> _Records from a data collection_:
* * * *

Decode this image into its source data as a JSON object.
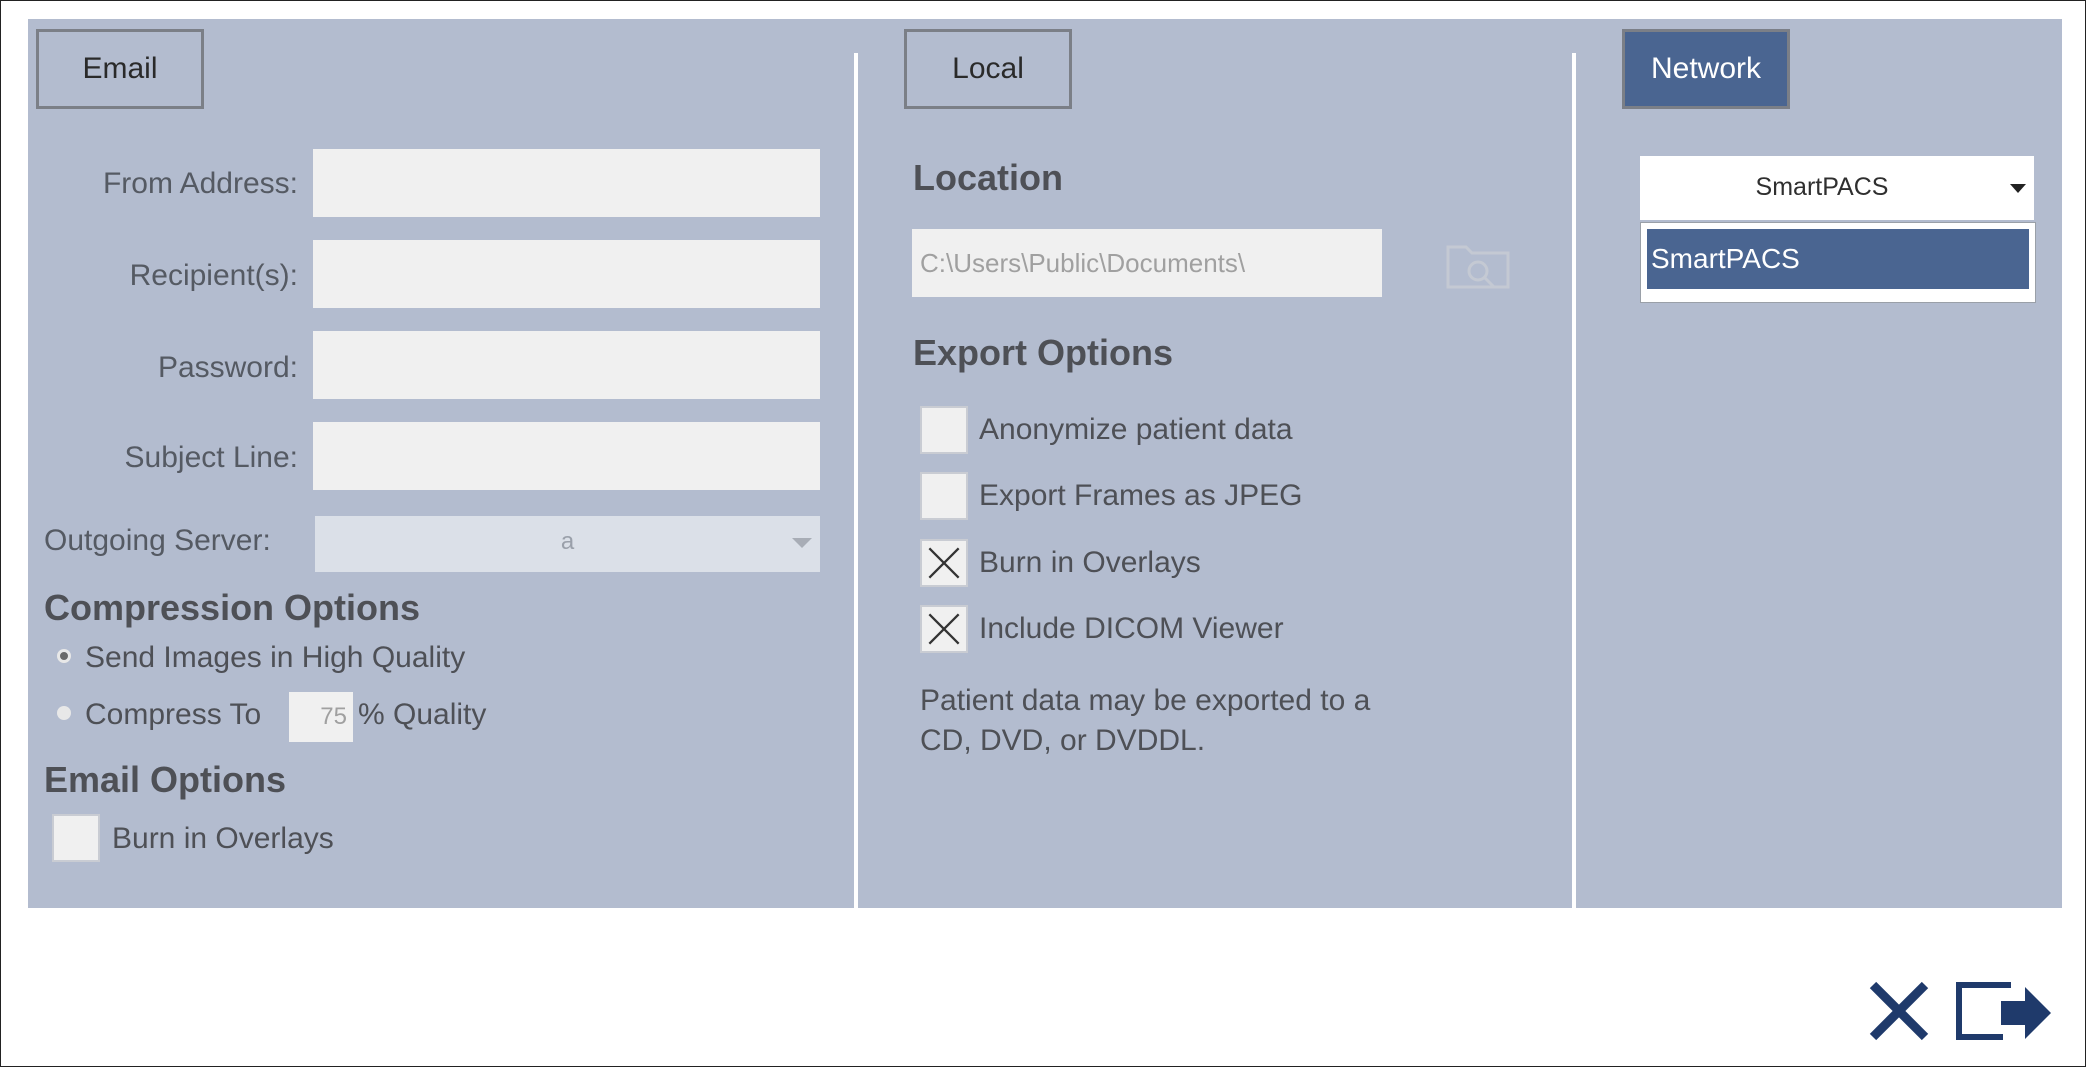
{
  "tabs": {
    "email": "Email",
    "local": "Local",
    "network": "Network"
  },
  "email": {
    "from_label": "From Address:",
    "from_value": "",
    "recipients_label": "Recipient(s):",
    "recipients_value": "",
    "password_label": "Password:",
    "password_value": "",
    "subject_label": "Subject Line:",
    "subject_value": "",
    "server_label": "Outgoing Server:",
    "server_value": "a"
  },
  "compression": {
    "heading": "Compression Options",
    "high_quality": "Send Images in High Quality",
    "compress_to": "Compress To",
    "quality_value": "75",
    "quality_suffix": "% Quality",
    "selected": "high_quality"
  },
  "email_options": {
    "heading": "Email Options",
    "burn_overlays": "Burn in Overlays",
    "burn_overlays_checked": false
  },
  "local": {
    "location_heading": "Location",
    "path": "C:\\Users\\Public\\Documents\\",
    "export_heading": "Export Options",
    "options": [
      {
        "label": "Anonymize patient data",
        "checked": false
      },
      {
        "label": "Export Frames as JPEG",
        "checked": false
      },
      {
        "label": "Burn in Overlays",
        "checked": true
      },
      {
        "label": "Include DICOM Viewer",
        "checked": true
      }
    ],
    "note_line1": "Patient data may be exported to a",
    "note_line2": "CD, DVD, or DVDDL."
  },
  "network": {
    "selected_server": "SmartPACS",
    "list": [
      "SmartPACS"
    ]
  },
  "colors": {
    "panel": "#b3bccf",
    "accent": "#4a6591",
    "action": "#1f3a6b"
  }
}
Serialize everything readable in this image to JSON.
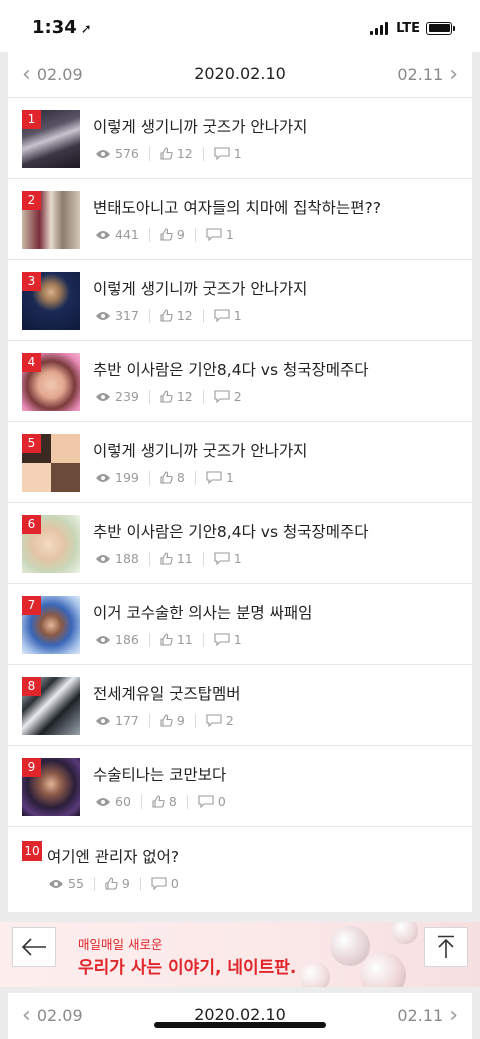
{
  "status_bar": {
    "time": "1:34",
    "network": "LTE"
  },
  "date_nav": {
    "prev": "02.09",
    "current": "2020.02.10",
    "next": "02.11"
  },
  "items": [
    {
      "rank": "1",
      "title": "이렇게 생기니까 굿즈가 안나가지",
      "views": "576",
      "likes": "12",
      "comments": "1"
    },
    {
      "rank": "2",
      "title": "변태도아니고 여자들의 치마에 집착하는편??",
      "views": "441",
      "likes": "9",
      "comments": "1"
    },
    {
      "rank": "3",
      "title": "이렇게 생기니까 굿즈가 안나가지",
      "views": "317",
      "likes": "12",
      "comments": "1"
    },
    {
      "rank": "4",
      "title": "추반 이사람은 기안8,4다 vs 청국장메주다",
      "views": "239",
      "likes": "12",
      "comments": "2"
    },
    {
      "rank": "5",
      "title": "이렇게 생기니까 굿즈가 안나가지",
      "views": "199",
      "likes": "8",
      "comments": "1"
    },
    {
      "rank": "6",
      "title": "추반 이사람은 기안8,4다 vs 청국장메주다",
      "views": "188",
      "likes": "11",
      "comments": "1"
    },
    {
      "rank": "7",
      "title": "이거 코수술한 의사는 분명 싸패임",
      "views": "186",
      "likes": "11",
      "comments": "1"
    },
    {
      "rank": "8",
      "title": "전세계유일 굿즈탑멤버",
      "views": "177",
      "likes": "9",
      "comments": "2"
    },
    {
      "rank": "9",
      "title": "수술티나는 코만보다",
      "views": "60",
      "likes": "8",
      "comments": "0"
    },
    {
      "rank": "10",
      "title": "여기엔 관리자 없어?",
      "views": "55",
      "likes": "9",
      "comments": "0"
    }
  ],
  "banner": {
    "subtitle": "매일매일 새로운",
    "title": "우리가 사는 이야기, 네이트판."
  },
  "date_nav_bottom": {
    "prev": "02.09",
    "current": "2020.02.10",
    "next": "02.11"
  },
  "colors": {
    "accent": "#e0262c",
    "meta_gray": "#9a9a9a",
    "background": "#ececec"
  },
  "icons": [
    "location-arrow-icon",
    "signal-icon",
    "battery-icon",
    "chevron-left-icon",
    "chevron-right-icon",
    "eye-icon",
    "thumbs-up-icon",
    "comment-icon",
    "back-arrow-icon",
    "scroll-top-icon"
  ]
}
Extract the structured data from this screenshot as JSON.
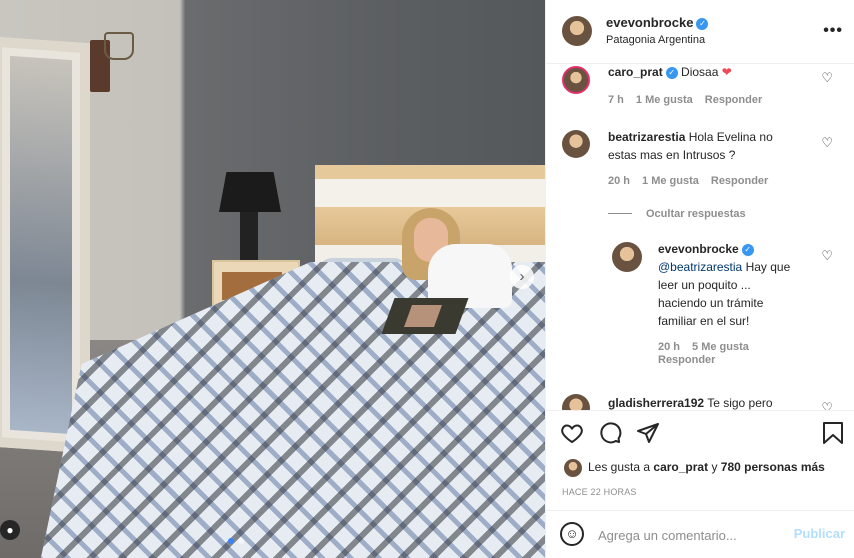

* * * *

> _EXERCISE GOAL_: What is needed is an exact reproduction of the data, pictures excluded.

> _REPLY TO THE TASK_:
Decode this image into its source data as a JSON object.
{
  "tabs": {
    "email": "Email",
    "local": "Local",
    "network": "Network"
  },
  "email": {
    "from_label": "From Address:",
    "from_value": "",
    "recipients_label": "Recipient(s):",
    "recipients_value": "",
    "password_label": "Password:",
    "password_value": "",
    "subject_label": "Subject Line:",
    "subject_value": "",
    "server_label": "Outgoing Server:",
    "server_value": "a"
  },
  "compression": {
    "heading": "Compression Options",
    "high_quality": "Send Images in High Quality",
    "compress_to": "Compress To",
    "quality_value": "75",
    "quality_suffix": "% Quality",
    "selected": "high_quality"
  },
  "email_options": {
    "heading": "Email Options",
    "burn_overlays": "Burn in Overlays",
    "burn_overlays_checked": false
  },
  "local": {
    "location_heading": "Location",
    "path": "C:\\Users\\Public\\Documents\\",
    "export_heading": "Export Options",
    "options": [
      {
        "label": "Anonymize patient data",
        "checked": false
      },
      {
        "label": "Export Frames as JPEG",
        "checked": false
      },
      {
        "label": "Burn in Overlays",
        "checked": true
      },
      {
        "label": "Include DICOM Viewer",
        "checked": true
      }
    ],
    "note_line1": "Patient data may be exported to a",
    "note_line2": "CD, DVD, or DVDDL."
  },
  "network": {
    "selected_server": "SmartPACS",
    "list": [
      "SmartPACS"
    ]
  },
  "colors": {
    "panel": "#b3bccf",
    "accent": "#4a6591",
    "action": "#1f3a6b"
  }
}
Serialize everything readable in this image to JSON.
{
  "status_bar": {
    "time": "1:34",
    "network": "LTE"
  },
  "date_nav": {
    "prev": "02.09",
    "current": "2020.02.10",
    "next": "02.11"
  },
  "items": [
    {
      "rank": "1",
      "title": "이렇게 생기니까 굿즈가 안나가지",
      "views": "576",
      "likes": "12",
      "comments": "1"
    },
    {
      "rank": "2",
      "title": "변태도아니고 여자들의 치마에 집착하는편??",
      "views": "441",
      "likes": "9",
      "comments": "1"
    },
    {
      "rank": "3",
      "title": "이렇게 생기니까 굿즈가 안나가지",
      "views": "317",
      "likes": "12",
      "comments": "1"
    },
    {
      "rank": "4",
      "title": "추반 이사람은 기안8,4다 vs 청국장메주다",
      "views": "239",
      "likes": "12",
      "comments": "2"
    },
    {
      "rank": "5",
      "title": "이렇게 생기니까 굿즈가 안나가지",
      "views": "199",
      "likes": "8",
      "comments": "1"
    },
    {
      "rank": "6",
      "title": "추반 이사람은 기안8,4다 vs 청국장메주다",
      "views": "188",
      "likes": "11",
      "comments": "1"
    },
    {
      "rank": "7",
      "title": "이거 코수술한 의사는 분명 싸패임",
      "views": "186",
      "likes": "11",
      "comments": "1"
    },
    {
      "rank": "8",
      "title": "전세계유일 굿즈탑멤버",
      "views": "177",
      "likes": "9",
      "comments": "2"
    },
    {
      "rank": "9",
      "title": "수술티나는 코만보다",
      "views": "60",
      "likes": "8",
      "comments": "0"
    },
    {
      "rank": "10",
      "title": "여기엔 관리자 없어?",
      "views": "55",
      "likes": "9",
      "comments": "0"
    }
  ],
  "banner": {
    "subtitle": "매일매일 새로운",
    "title": "우리가 사는 이야기, 네이트판."
  },
  "date_nav_bottom": {
    "prev": "02.09",
    "current": "2020.02.10",
    "next": "02.11"
  },
  "colors": {
    "accent": "#e0262c",
    "meta_gray": "#9a9a9a",
    "background": "#ececec"
  },
  "icons": [
    "location-arrow-icon",
    "signal-icon",
    "battery-icon",
    "chevron-left-icon",
    "chevron-right-icon",
    "eye-icon",
    "thumbs-up-icon",
    "comment-icon",
    "back-arrow-icon",
    "scroll-top-icon"
  ]
}
Extract the structured data from this screenshot as JSON.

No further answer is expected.